### Material

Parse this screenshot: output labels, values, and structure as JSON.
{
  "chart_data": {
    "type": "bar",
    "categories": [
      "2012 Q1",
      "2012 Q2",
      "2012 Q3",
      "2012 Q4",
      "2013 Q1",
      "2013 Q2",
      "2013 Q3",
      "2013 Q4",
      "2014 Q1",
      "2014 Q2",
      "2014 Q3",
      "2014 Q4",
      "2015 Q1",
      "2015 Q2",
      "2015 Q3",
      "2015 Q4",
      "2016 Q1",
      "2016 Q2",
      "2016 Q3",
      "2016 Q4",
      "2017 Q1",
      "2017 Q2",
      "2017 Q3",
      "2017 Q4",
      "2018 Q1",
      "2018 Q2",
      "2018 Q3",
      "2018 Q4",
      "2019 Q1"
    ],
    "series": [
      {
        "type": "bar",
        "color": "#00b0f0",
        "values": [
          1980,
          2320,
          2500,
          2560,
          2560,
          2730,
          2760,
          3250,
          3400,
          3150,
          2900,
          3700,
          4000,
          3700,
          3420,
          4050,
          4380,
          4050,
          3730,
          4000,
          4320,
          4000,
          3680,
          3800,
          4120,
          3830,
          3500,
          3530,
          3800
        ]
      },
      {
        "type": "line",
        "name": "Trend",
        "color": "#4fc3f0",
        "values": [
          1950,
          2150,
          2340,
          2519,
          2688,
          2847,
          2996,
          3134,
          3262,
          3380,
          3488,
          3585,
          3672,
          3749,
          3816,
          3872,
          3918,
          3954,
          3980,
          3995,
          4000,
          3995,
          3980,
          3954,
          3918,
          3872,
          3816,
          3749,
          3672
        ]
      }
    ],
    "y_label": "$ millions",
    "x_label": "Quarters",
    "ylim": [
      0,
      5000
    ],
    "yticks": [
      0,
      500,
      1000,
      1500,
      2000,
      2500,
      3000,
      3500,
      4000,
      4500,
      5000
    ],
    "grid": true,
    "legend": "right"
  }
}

### Request
Give every line of the material again, exactly as it reads.

### The result
Parse this screenshot: output labels, values, and structure as JSON.
{
  "chart_data": {
    "type": "bar",
    "categories": [
      "2012 Q1",
      "2012 Q2",
      "2012 Q3",
      "2012 Q4",
      "2013 Q1",
      "2013 Q2",
      "2013 Q3",
      "2013 Q4",
      "2014 Q1",
      "2014 Q2",
      "2014 Q3",
      "2014 Q4",
      "2015 Q1",
      "2015 Q2",
      "2015 Q3",
      "2015 Q4",
      "2016 Q1",
      "2016 Q2",
      "2016 Q3",
      "2016 Q4",
      "2017 Q1",
      "2017 Q2",
      "2017 Q3",
      "2017 Q4",
      "2018 Q1",
      "2018 Q2",
      "2018 Q3",
      "2018 Q4",
      "2019 Q1"
    ],
    "series": [
      {
        "type": "bar",
        "color": "#00b0f0",
        "values": [
          1980,
          2320,
          2500,
          2560,
          2560,
          2730,
          2760,
          3250,
          3400,
          3150,
          2900,
          3700,
          4000,
          3700,
          3420,
          4050,
          4380,
          4050,
          3730,
          4000,
          4320,
          4000,
          3680,
          3800,
          4120,
          3830,
          3500,
          3530,
          3800
        ]
      },
      {
        "type": "line",
        "name": "Trend",
        "color": "#4fc3f0",
        "values": [
          1950,
          2150,
          2340,
          2519,
          2688,
          2847,
          2996,
          3134,
          3262,
          3380,
          3488,
          3585,
          3672,
          3749,
          3816,
          3872,
          3918,
          3954,
          3980,
          3995,
          4000,
          3995,
          3980,
          3954,
          3918,
          3872,
          3816,
          3749,
          3672
        ]
      }
    ],
    "y_label": "$ millions",
    "x_label": "Quarters",
    "ylim": [
      0,
      5000
    ],
    "yticks": [
      0,
      500,
      1000,
      1500,
      2000,
      2500,
      3000,
      3500,
      4000,
      4500,
      5000
    ],
    "grid": true,
    "legend": "right"
  }
}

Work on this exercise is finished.